▸ **DATASET ENTRIES**

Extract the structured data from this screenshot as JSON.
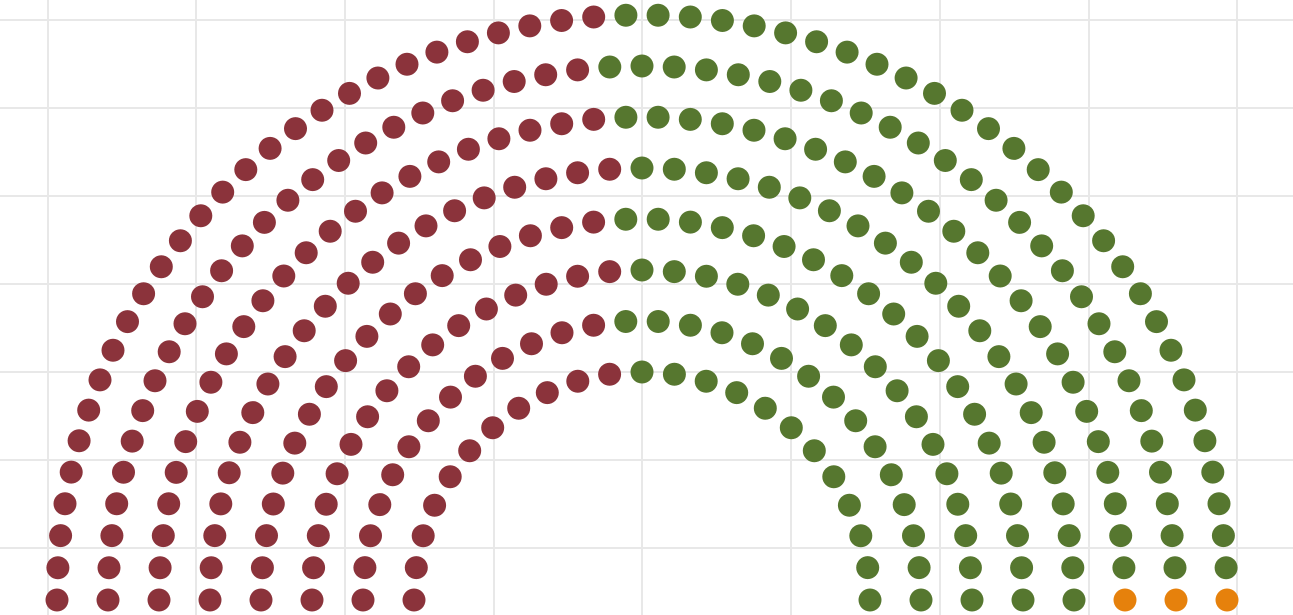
{
  "chart_data": {
    "type": "parliament",
    "title": "",
    "total_seats": 324,
    "rows": 8,
    "grid": true,
    "series": [
      {
        "color": "#8b333b",
        "value": 155
      },
      {
        "color": "#56772f",
        "value": 166
      },
      {
        "color": "#e6810c",
        "value": 3
      }
    ]
  }
}
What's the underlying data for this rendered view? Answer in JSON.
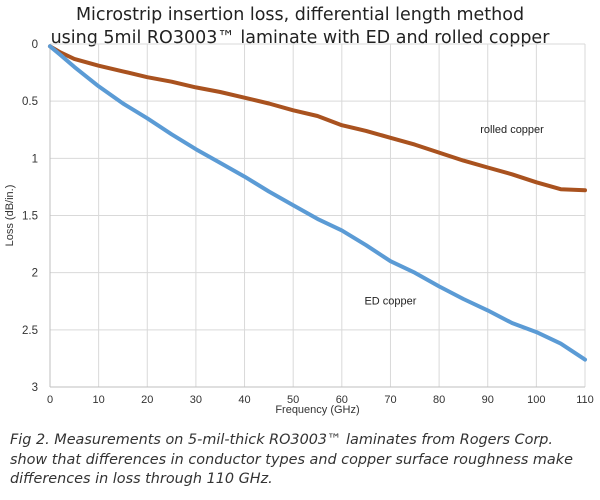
{
  "chart_data": {
    "type": "line",
    "title": [
      "Microstrip insertion loss, differential length method",
      "using 5mil RO3003™ laminate with ED and rolled copper"
    ],
    "xlabel": "Frequency (GHz)",
    "ylabel": "Loss (dB/in.)",
    "xlim": [
      0,
      110
    ],
    "ylim": [
      0,
      3
    ],
    "y_inverted": true,
    "grid": true,
    "x_ticks": [
      "0",
      "10",
      "20",
      "30",
      "40",
      "50",
      "60",
      "70",
      "80",
      "90",
      "100",
      "110"
    ],
    "y_ticks": [
      "0",
      "0.5",
      "1",
      "1.5",
      "2",
      "2.5",
      "3"
    ],
    "series": [
      {
        "name": "rolled copper",
        "color": "#a9521f",
        "x": [
          0,
          2,
          5,
          10,
          15,
          20,
          25,
          30,
          35,
          40,
          45,
          50,
          55,
          60,
          65,
          70,
          75,
          80,
          85,
          90,
          95,
          100,
          105,
          110
        ],
        "y": [
          0.02,
          0.07,
          0.13,
          0.19,
          0.24,
          0.29,
          0.33,
          0.38,
          0.42,
          0.47,
          0.52,
          0.58,
          0.63,
          0.71,
          0.76,
          0.82,
          0.88,
          0.95,
          1.02,
          1.08,
          1.14,
          1.21,
          1.27,
          1.28
        ]
      },
      {
        "name": "ED copper",
        "color": "#5b9bd5",
        "x": [
          0,
          2,
          5,
          10,
          15,
          20,
          25,
          30,
          35,
          40,
          45,
          50,
          55,
          60,
          65,
          70,
          75,
          80,
          85,
          90,
          95,
          100,
          105,
          110
        ],
        "y": [
          0.02,
          0.09,
          0.2,
          0.37,
          0.52,
          0.65,
          0.79,
          0.92,
          1.04,
          1.16,
          1.29,
          1.41,
          1.53,
          1.63,
          1.76,
          1.9,
          2.0,
          2.12,
          2.23,
          2.33,
          2.44,
          2.52,
          2.62,
          2.76
        ]
      }
    ]
  },
  "caption": "Fig 2. Measurements on 5-mil-thick RO3003™ laminates from Rogers Corp. show that differences in conductor types and copper surface roughness make differences in loss through 110 GHz."
}
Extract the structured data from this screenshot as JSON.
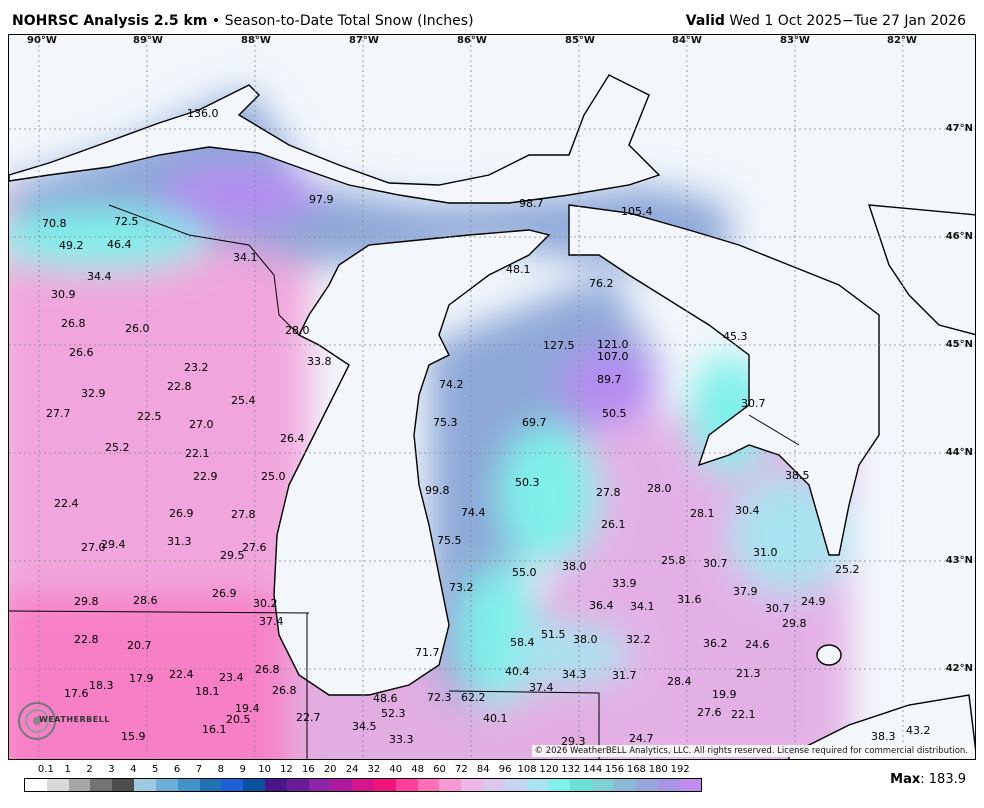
{
  "header": {
    "title_bold": "NOHRSC Analysis 2.5 km",
    "title_sep": "•",
    "title_rest": "Season-to-Date Total Snow (Inches)",
    "valid_label": "Valid",
    "valid_range": "Wed 1 Oct 2025−Tue 27 Jan 2026"
  },
  "longitudes": [
    "90°W",
    "89°W",
    "88°W",
    "87°W",
    "86°W",
    "85°W",
    "84°W",
    "83°W",
    "82°W"
  ],
  "latitudes": [
    "47°N",
    "46°N",
    "45°N",
    "44°N",
    "43°N",
    "42°N"
  ],
  "map_values": [
    "136.0",
    "97.9",
    "98.7",
    "105.4",
    "70.8",
    "72.5",
    "49.2",
    "46.4",
    "34.1",
    "34.4",
    "48.1",
    "76.2",
    "30.9",
    "26.8",
    "26.0",
    "28.0",
    "127.5",
    "121.0",
    "107.0",
    "45.3",
    "26.6",
    "33.8",
    "23.2",
    "22.8",
    "74.2",
    "89.7",
    "32.9",
    "25.4",
    "27.7",
    "22.5",
    "27.0",
    "26.4",
    "75.3",
    "69.7",
    "50.5",
    "30.7",
    "25.2",
    "22.1",
    "22.9",
    "25.0",
    "38.5",
    "99.8",
    "50.3",
    "27.8",
    "28.0",
    "22.4",
    "26.9",
    "27.8",
    "74.4",
    "28.1",
    "30.4",
    "26.1",
    "27.0",
    "29.4",
    "31.3",
    "29.5",
    "27.6",
    "75.5",
    "31.0",
    "25.8",
    "30.7",
    "55.0",
    "38.0",
    "25.2",
    "73.2",
    "33.9",
    "37.9",
    "26.9",
    "29.8",
    "28.6",
    "30.2",
    "36.4",
    "34.1",
    "31.6",
    "30.7",
    "24.9",
    "37.4",
    "29.8",
    "22.8",
    "20.7",
    "58.4",
    "51.5",
    "38.0",
    "32.2",
    "36.2",
    "24.6",
    "71.7",
    "26.8",
    "40.4",
    "34.3",
    "31.7",
    "21.3",
    "17.9",
    "22.4",
    "23.4",
    "17.6",
    "18.3",
    "37.4",
    "28.4",
    "18.1",
    "26.8",
    "48.6",
    "72.3",
    "62.2",
    "19.9",
    "19.4",
    "27.6",
    "22.1",
    "20.5",
    "22.7",
    "52.3",
    "40.1",
    "16.1",
    "34.5",
    "43.2",
    "15.9",
    "33.3",
    "29.3",
    "24.7",
    "38.3"
  ],
  "copyright": "© 2026 WeatherBELL Analytics, LLC. All rights reserved. License required for commercial distribution.",
  "logo_text": "WEATHERBELL",
  "legend": {
    "labels": [
      "0.1",
      "1",
      "2",
      "3",
      "4",
      "5",
      "6",
      "7",
      "8",
      "9",
      "10",
      "12",
      "16",
      "20",
      "24",
      "32",
      "40",
      "48",
      "60",
      "72",
      "84",
      "96",
      "108",
      "120",
      "132",
      "144",
      "156",
      "168",
      "180",
      "192"
    ],
    "colors": [
      "#ffffff",
      "#d9d9d9",
      "#a6a6a6",
      "#737373",
      "#4d4d4d",
      "#9ecae1",
      "#6baed6",
      "#4292c6",
      "#2171b5",
      "#1c5fd6",
      "#08519c",
      "#4a148c",
      "#6a1b9a",
      "#8e24aa",
      "#b0189e",
      "#d4148a",
      "#f0147a",
      "#ff3d9a",
      "#ff6fb5",
      "#f79ad3",
      "#efb6e8",
      "#dbc6f0",
      "#c7d4f2",
      "#a7e3f0",
      "#7ff0ea",
      "#6ee0dc",
      "#7fd0d2",
      "#8ab8d6",
      "#98a6dc",
      "#a894e6",
      "#c08cf0"
    ],
    "max_label": "Max",
    "max_value": "183.9"
  },
  "colors": {
    "land_base": "#f0a6dc",
    "water": "#f3f7fc",
    "high_snow": "#8ea8d8",
    "lake_effect": "#7ff0ea",
    "very_high": "#b48cf0"
  }
}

▸ **JOB**
Restate the whole listing above exactly, except for its images.

▸ **THE RESULT**
Extract the structured data from this screenshot as JSON.
{
  "chart_data": {
    "type": "parliament",
    "title": "",
    "total_seats": 324,
    "rows": 8,
    "grid": true,
    "series": [
      {
        "color": "#8b333b",
        "value": 155
      },
      {
        "color": "#56772f",
        "value": 166
      },
      {
        "color": "#e6810c",
        "value": 3
      }
    ]
  }
}
What's the underlying data for this rendered view? Answer in JSON.
{
  "chart_data": {
    "type": "line",
    "title": [
      "Microstrip insertion loss, differential length method",
      "using 5mil RO3003™ laminate with ED and rolled copper"
    ],
    "xlabel": "Frequency (GHz)",
    "ylabel": "Loss (dB/in.)",
    "xlim": [
      0,
      110
    ],
    "ylim": [
      0,
      3
    ],
    "y_inverted": true,
    "grid": true,
    "x_ticks": [
      "0",
      "10",
      "20",
      "30",
      "40",
      "50",
      "60",
      "70",
      "80",
      "90",
      "100",
      "110"
    ],
    "y_ticks": [
      "0",
      "0.5",
      "1",
      "1.5",
      "2",
      "2.5",
      "3"
    ],
    "series": [
      {
        "name": "rolled copper",
        "color": "#a9521f",
        "x": [
          0,
          2,
          5,
          10,
          15,
          20,
          25,
          30,
          35,
          40,
          45,
          50,
          55,
          60,
          65,
          70,
          75,
          80,
          85,
          90,
          95,
          100,
          105,
          110
        ],
        "y": [
          0.02,
          0.07,
          0.13,
          0.19,
          0.24,
          0.29,
          0.33,
          0.38,
          0.42,
          0.47,
          0.52,
          0.58,
          0.63,
          0.71,
          0.76,
          0.82,
          0.88,
          0.95,
          1.02,
          1.08,
          1.14,
          1.21,
          1.27,
          1.28
        ]
      },
      {
        "name": "ED copper",
        "color": "#5b9bd5",
        "x": [
          0,
          2,
          5,
          10,
          15,
          20,
          25,
          30,
          35,
          40,
          45,
          50,
          55,
          60,
          65,
          70,
          75,
          80,
          85,
          90,
          95,
          100,
          105,
          110
        ],
        "y": [
          0.02,
          0.09,
          0.2,
          0.37,
          0.52,
          0.65,
          0.79,
          0.92,
          1.04,
          1.16,
          1.29,
          1.41,
          1.53,
          1.63,
          1.76,
          1.9,
          2.0,
          2.12,
          2.23,
          2.33,
          2.44,
          2.52,
          2.62,
          2.76
        ]
      }
    ]
  },
  "caption": "Fig 2. Measurements on 5-mil-thick RO3003™ laminates from Rogers Corp. show that differences in conductor types and copper surface roughness make differences in loss through 110 GHz."
}
Extract the structured data from this screenshot as JSON.
{
  "header": {
    "title_bold": "NOHRSC Analysis 2.5 km",
    "title_sep": "•",
    "title_rest": "Season-to-Date Total Snow (Inches)",
    "valid_label": "Valid",
    "valid_range": "Wed 1 Oct 2025−Tue 27 Jan 2026"
  },
  "longitudes": [
    "90°W",
    "89°W",
    "88°W",
    "87°W",
    "86°W",
    "85°W",
    "84°W",
    "83°W",
    "82°W"
  ],
  "latitudes": [
    "47°N",
    "46°N",
    "45°N",
    "44°N",
    "43°N",
    "42°N"
  ],
  "map_values": [
    "136.0",
    "97.9",
    "98.7",
    "105.4",
    "70.8",
    "72.5",
    "49.2",
    "46.4",
    "34.1",
    "34.4",
    "48.1",
    "76.2",
    "30.9",
    "26.8",
    "26.0",
    "28.0",
    "127.5",
    "121.0",
    "107.0",
    "45.3",
    "26.6",
    "33.8",
    "23.2",
    "22.8",
    "74.2",
    "89.7",
    "32.9",
    "25.4",
    "27.7",
    "22.5",
    "27.0",
    "26.4",
    "75.3",
    "69.7",
    "50.5",
    "30.7",
    "25.2",
    "22.1",
    "22.9",
    "25.0",
    "38.5",
    "99.8",
    "50.3",
    "27.8",
    "28.0",
    "22.4",
    "26.9",
    "27.8",
    "74.4",
    "28.1",
    "30.4",
    "26.1",
    "27.0",
    "29.4",
    "31.3",
    "29.5",
    "27.6",
    "75.5",
    "31.0",
    "25.8",
    "30.7",
    "55.0",
    "38.0",
    "25.2",
    "73.2",
    "33.9",
    "37.9",
    "26.9",
    "29.8",
    "28.6",
    "30.2",
    "36.4",
    "34.1",
    "31.6",
    "30.7",
    "24.9",
    "37.4",
    "29.8",
    "22.8",
    "20.7",
    "58.4",
    "51.5",
    "38.0",
    "32.2",
    "36.2",
    "24.6",
    "71.7",
    "26.8",
    "40.4",
    "34.3",
    "31.7",
    "21.3",
    "17.9",
    "22.4",
    "23.4",
    "17.6",
    "18.3",
    "37.4",
    "28.4",
    "18.1",
    "26.8",
    "48.6",
    "72.3",
    "62.2",
    "19.9",
    "19.4",
    "27.6",
    "22.1",
    "20.5",
    "22.7",
    "52.3",
    "40.1",
    "16.1",
    "34.5",
    "43.2",
    "15.9",
    "33.3",
    "29.3",
    "24.7",
    "38.3"
  ],
  "copyright": "© 2026 WeatherBELL Analytics, LLC. All rights reserved. License required for commercial distribution.",
  "logo_text": "WEATHERBELL",
  "legend": {
    "labels": [
      "0.1",
      "1",
      "2",
      "3",
      "4",
      "5",
      "6",
      "7",
      "8",
      "9",
      "10",
      "12",
      "16",
      "20",
      "24",
      "32",
      "40",
      "48",
      "60",
      "72",
      "84",
      "96",
      "108",
      "120",
      "132",
      "144",
      "156",
      "168",
      "180",
      "192"
    ],
    "colors": [
      "#ffffff",
      "#d9d9d9",
      "#a6a6a6",
      "#737373",
      "#4d4d4d",
      "#9ecae1",
      "#6baed6",
      "#4292c6",
      "#2171b5",
      "#1c5fd6",
      "#08519c",
      "#4a148c",
      "#6a1b9a",
      "#8e24aa",
      "#b0189e",
      "#d4148a",
      "#f0147a",
      "#ff3d9a",
      "#ff6fb5",
      "#f79ad3",
      "#efb6e8",
      "#dbc6f0",
      "#c7d4f2",
      "#a7e3f0",
      "#7ff0ea",
      "#6ee0dc",
      "#7fd0d2",
      "#8ab8d6",
      "#98a6dc",
      "#a894e6",
      "#c08cf0"
    ],
    "max_label": "Max",
    "max_value": "183.9"
  },
  "colors": {
    "land_base": "#f0a6dc",
    "water": "#f3f7fc",
    "high_snow": "#8ea8d8",
    "lake_effect": "#7ff0ea",
    "very_high": "#b48cf0"
  }
}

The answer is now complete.